>> Begin

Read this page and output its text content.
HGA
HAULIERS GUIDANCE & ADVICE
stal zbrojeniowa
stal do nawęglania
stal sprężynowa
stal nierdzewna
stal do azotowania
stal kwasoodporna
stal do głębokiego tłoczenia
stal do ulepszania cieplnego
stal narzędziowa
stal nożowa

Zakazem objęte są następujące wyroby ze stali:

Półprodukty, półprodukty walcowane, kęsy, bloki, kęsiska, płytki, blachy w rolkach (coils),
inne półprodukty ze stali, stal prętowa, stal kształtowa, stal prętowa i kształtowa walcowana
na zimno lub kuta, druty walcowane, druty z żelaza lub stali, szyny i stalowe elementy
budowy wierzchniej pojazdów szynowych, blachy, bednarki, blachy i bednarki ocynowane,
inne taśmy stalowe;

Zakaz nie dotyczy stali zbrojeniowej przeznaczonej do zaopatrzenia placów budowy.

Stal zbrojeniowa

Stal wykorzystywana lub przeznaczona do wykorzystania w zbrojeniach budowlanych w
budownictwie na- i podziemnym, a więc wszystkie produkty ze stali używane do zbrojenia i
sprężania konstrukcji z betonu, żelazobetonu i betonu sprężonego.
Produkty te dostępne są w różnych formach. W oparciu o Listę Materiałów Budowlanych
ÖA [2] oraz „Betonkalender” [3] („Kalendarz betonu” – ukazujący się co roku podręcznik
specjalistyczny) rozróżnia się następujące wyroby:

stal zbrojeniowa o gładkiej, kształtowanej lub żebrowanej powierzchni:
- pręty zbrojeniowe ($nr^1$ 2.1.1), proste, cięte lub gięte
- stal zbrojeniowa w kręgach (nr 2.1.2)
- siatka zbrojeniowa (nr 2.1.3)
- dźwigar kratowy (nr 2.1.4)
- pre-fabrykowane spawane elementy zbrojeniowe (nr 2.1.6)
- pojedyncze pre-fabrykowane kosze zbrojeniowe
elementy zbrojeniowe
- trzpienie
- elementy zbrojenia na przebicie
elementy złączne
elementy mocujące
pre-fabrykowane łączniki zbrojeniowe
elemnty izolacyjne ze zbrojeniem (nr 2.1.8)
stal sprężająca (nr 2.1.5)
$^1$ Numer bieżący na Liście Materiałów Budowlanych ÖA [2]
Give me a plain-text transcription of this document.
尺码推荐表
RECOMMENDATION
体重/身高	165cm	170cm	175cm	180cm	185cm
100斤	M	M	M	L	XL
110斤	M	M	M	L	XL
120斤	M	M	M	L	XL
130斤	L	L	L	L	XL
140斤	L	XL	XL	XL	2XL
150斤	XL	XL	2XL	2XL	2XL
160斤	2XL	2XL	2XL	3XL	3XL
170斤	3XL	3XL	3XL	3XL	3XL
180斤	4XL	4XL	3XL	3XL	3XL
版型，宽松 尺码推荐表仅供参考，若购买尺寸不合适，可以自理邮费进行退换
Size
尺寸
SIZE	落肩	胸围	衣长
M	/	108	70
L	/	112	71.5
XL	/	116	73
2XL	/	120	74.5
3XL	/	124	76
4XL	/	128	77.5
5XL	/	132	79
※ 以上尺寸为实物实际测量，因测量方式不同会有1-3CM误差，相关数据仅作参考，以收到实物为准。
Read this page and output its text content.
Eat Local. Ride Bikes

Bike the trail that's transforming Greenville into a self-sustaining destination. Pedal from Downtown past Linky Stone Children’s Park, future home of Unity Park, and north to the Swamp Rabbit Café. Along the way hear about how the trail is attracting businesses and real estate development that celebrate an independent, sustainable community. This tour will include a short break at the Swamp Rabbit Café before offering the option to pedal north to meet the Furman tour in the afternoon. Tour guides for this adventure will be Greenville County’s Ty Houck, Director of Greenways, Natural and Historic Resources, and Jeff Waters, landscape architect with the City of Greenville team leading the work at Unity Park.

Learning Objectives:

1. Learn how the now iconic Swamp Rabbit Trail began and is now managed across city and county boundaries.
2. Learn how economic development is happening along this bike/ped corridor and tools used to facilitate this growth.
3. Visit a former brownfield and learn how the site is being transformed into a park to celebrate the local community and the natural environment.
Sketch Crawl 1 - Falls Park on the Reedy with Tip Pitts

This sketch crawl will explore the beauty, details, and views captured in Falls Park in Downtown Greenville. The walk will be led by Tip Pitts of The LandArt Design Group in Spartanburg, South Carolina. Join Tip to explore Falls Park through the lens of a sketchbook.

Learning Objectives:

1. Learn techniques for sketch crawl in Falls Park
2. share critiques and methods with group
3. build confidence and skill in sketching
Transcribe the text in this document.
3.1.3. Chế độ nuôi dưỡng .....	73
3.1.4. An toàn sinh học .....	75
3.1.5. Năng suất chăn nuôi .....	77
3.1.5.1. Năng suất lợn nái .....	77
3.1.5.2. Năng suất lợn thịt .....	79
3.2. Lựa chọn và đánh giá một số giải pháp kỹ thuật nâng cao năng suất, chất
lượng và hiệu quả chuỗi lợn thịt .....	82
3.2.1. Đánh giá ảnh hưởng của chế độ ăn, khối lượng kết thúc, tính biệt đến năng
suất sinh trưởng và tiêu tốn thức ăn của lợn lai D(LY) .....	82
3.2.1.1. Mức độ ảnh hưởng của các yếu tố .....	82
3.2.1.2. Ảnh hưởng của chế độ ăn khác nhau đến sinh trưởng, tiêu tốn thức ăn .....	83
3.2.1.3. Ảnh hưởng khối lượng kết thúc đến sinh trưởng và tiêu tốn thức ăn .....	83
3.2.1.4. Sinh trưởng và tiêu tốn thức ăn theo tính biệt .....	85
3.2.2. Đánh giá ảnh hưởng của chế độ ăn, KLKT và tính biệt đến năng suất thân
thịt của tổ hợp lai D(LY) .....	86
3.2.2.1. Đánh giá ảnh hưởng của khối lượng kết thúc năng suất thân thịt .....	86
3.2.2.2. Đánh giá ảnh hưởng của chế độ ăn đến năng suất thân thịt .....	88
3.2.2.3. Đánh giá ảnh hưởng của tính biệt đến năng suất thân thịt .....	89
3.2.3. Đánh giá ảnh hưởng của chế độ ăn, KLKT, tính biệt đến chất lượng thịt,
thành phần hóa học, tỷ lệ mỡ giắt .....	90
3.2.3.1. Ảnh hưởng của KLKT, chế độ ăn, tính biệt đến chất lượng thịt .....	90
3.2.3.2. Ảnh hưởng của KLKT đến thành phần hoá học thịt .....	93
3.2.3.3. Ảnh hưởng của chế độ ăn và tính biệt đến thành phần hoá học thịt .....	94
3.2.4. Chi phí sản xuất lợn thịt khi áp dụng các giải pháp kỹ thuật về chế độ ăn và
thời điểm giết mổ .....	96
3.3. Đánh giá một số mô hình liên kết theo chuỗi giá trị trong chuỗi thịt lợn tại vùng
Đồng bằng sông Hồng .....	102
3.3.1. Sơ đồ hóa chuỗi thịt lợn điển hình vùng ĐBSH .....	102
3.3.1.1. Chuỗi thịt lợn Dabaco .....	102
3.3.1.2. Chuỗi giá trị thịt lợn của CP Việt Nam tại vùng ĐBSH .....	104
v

>> End

Stated goal:
All of the entries must be quoted exactly; please include each one.

The output:
Read this page and output its text content.
HGA
HAULIERS GUIDANCE & ADVICE
stal zbrojeniowa
stal do nawęglania
stal sprężynowa
stal nierdzewna
stal do azotowania
stal kwasoodporna
stal do głębokiego tłoczenia
stal do ulepszania cieplnego
stal narzędziowa
stal nożowa

Zakazem objęte są następujące wyroby ze stali:

Półprodukty, półprodukty walcowane, kęsy, bloki, kęsiska, płytki, blachy w rolkach (coils),
inne półprodukty ze stali, stal prętowa, stal kształtowa, stal prętowa i kształtowa walcowana
na zimno lub kuta, druty walcowane, druty z żelaza lub stali, szyny i stalowe elementy
budowy wierzchniej pojazdów szynowych, blachy, bednarki, blachy i bednarki ocynowane,
inne taśmy stalowe;

Zakaz nie dotyczy stali zbrojeniowej przeznaczonej do zaopatrzenia placów budowy.

Stal zbrojeniowa

Stal wykorzystywana lub przeznaczona do wykorzystania w zbrojeniach budowlanych w
budownictwie na- i podziemnym, a więc wszystkie produkty ze stali używane do zbrojenia i
sprężania konstrukcji z betonu, żelazobetonu i betonu sprężonego.
Produkty te dostępne są w różnych formach. W oparciu o Listę Materiałów Budowlanych
ÖA [2] oraz „Betonkalender” [3] („Kalendarz betonu” – ukazujący się co roku podręcznik
specjalistyczny) rozróżnia się następujące wyroby:

stal zbrojeniowa o gładkiej, kształtowanej lub żebrowanej powierzchni:
- pręty zbrojeniowe ($nr^1$ 2.1.1), proste, cięte lub gięte
- stal zbrojeniowa w kręgach (nr 2.1.2)
- siatka zbrojeniowa (nr 2.1.3)
- dźwigar kratowy (nr 2.1.4)
- pre-fabrykowane spawane elementy zbrojeniowe (nr 2.1.6)
- pojedyncze pre-fabrykowane kosze zbrojeniowe
elementy zbrojeniowe
- trzpienie
- elementy zbrojenia na przebicie
elementy złączne
elementy mocujące
pre-fabrykowane łączniki zbrojeniowe
elemnty izolacyjne ze zbrojeniem (nr 2.1.8)
stal sprężająca (nr 2.1.5)
$^1$ Numer bieżący na Liście Materiałów Budowlanych ÖA [2]
Give me a plain-text transcription of this document.
尺码推荐表
RECOMMENDATION
体重/身高	165cm	170cm	175cm	180cm	185cm
100斤	M	M	M	L	XL
110斤	M	M	M	L	XL
120斤	M	M	M	L	XL
130斤	L	L	L	L	XL
140斤	L	XL	XL	XL	2XL
150斤	XL	XL	2XL	2XL	2XL
160斤	2XL	2XL	2XL	3XL	3XL
170斤	3XL	3XL	3XL	3XL	3XL
180斤	4XL	4XL	3XL	3XL	3XL
版型，宽松 尺码推荐表仅供参考，若购买尺寸不合适，可以自理邮费进行退换
Size
尺寸
SIZE	落肩	胸围	衣长
M	/	108	70
L	/	112	71.5
XL	/	116	73
2XL	/	120	74.5
3XL	/	124	76
4XL	/	128	77.5
5XL	/	132	79
※ 以上尺寸为实物实际测量，因测量方式不同会有1-3CM误差，相关数据仅作参考，以收到实物为准。
Read this page and output its text content.
Eat Local. Ride Bikes

Bike the trail that's transforming Greenville into a self-sustaining destination. Pedal from Downtown past Linky Stone Children’s Park, future home of Unity Park, and north to the Swamp Rabbit Café. Along the way hear about how the trail is attracting businesses and real estate development that celebrate an independent, sustainable community. This tour will include a short break at the Swamp Rabbit Café before offering the option to pedal north to meet the Furman tour in the afternoon. Tour guides for this adventure will be Greenville County’s Ty Houck, Director of Greenways, Natural and Historic Resources, and Jeff Waters, landscape architect with the City of Greenville team leading the work at Unity Park.

Learning Objectives:

1. Learn how the now iconic Swamp Rabbit Trail began and is now managed across city and county boundaries.
2. Learn how economic development is happening along this bike/ped corridor and tools used to facilitate this growth.
3. Visit a former brownfield and learn how the site is being transformed into a park to celebrate the local community and the natural environment.
Sketch Crawl 1 - Falls Park on the Reedy with Tip Pitts

This sketch crawl will explore the beauty, details, and views captured in Falls Park in Downtown Greenville. The walk will be led by Tip Pitts of The LandArt Design Group in Spartanburg, South Carolina. Join Tip to explore Falls Park through the lens of a sketchbook.

Learning Objectives:

1. Learn techniques for sketch crawl in Falls Park
2. share critiques and methods with group
3. build confidence and skill in sketching
Transcribe the text in this document.
3.1.3. Chế độ nuôi dưỡng .....	73
3.1.4. An toàn sinh học .....	75
3.1.5. Năng suất chăn nuôi .....	77
3.1.5.1. Năng suất lợn nái .....	77
3.1.5.2. Năng suất lợn thịt .....	79
3.2. Lựa chọn và đánh giá một số giải pháp kỹ thuật nâng cao năng suất, chất
lượng và hiệu quả chuỗi lợn thịt .....	82
3.2.1. Đánh giá ảnh hưởng của chế độ ăn, khối lượng kết thúc, tính biệt đến năng
suất sinh trưởng và tiêu tốn thức ăn của lợn lai D(LY) .....	82
3.2.1.1. Mức độ ảnh hưởng của các yếu tố .....	82
3.2.1.2. Ảnh hưởng của chế độ ăn khác nhau đến sinh trưởng, tiêu tốn thức ăn .....	83
3.2.1.3. Ảnh hưởng khối lượng kết thúc đến sinh trưởng và tiêu tốn thức ăn .....	83
3.2.1.4. Sinh trưởng và tiêu tốn thức ăn theo tính biệt .....	85
3.2.2. Đánh giá ảnh hưởng của chế độ ăn, KLKT và tính biệt đến năng suất thân
thịt của tổ hợp lai D(LY) .....	86
3.2.2.1. Đánh giá ảnh hưởng của khối lượng kết thúc năng suất thân thịt .....	86
3.2.2.2. Đánh giá ảnh hưởng của chế độ ăn đến năng suất thân thịt .....	88
3.2.2.3. Đánh giá ảnh hưởng của tính biệt đến năng suất thân thịt .....	89
3.2.3. Đánh giá ảnh hưởng của chế độ ăn, KLKT, tính biệt đến chất lượng thịt,
thành phần hóa học, tỷ lệ mỡ giắt .....	90
3.2.3.1. Ảnh hưởng của KLKT, chế độ ăn, tính biệt đến chất lượng thịt .....	90
3.2.3.2. Ảnh hưởng của KLKT đến thành phần hoá học thịt .....	93
3.2.3.3. Ảnh hưởng của chế độ ăn và tính biệt đến thành phần hoá học thịt .....	94
3.2.4. Chi phí sản xuất lợn thịt khi áp dụng các giải pháp kỹ thuật về chế độ ăn và
thời điểm giết mổ .....	96
3.3. Đánh giá một số mô hình liên kết theo chuỗi giá trị trong chuỗi thịt lợn tại vùng
Đồng bằng sông Hồng .....	102
3.3.1. Sơ đồ hóa chuỗi thịt lợn điển hình vùng ĐBSH .....	102
3.3.1.1. Chuỗi thịt lợn Dabaco .....	102
3.3.1.2. Chuỗi giá trị thịt lợn của CP Việt Nam tại vùng ĐBSH .....	104
v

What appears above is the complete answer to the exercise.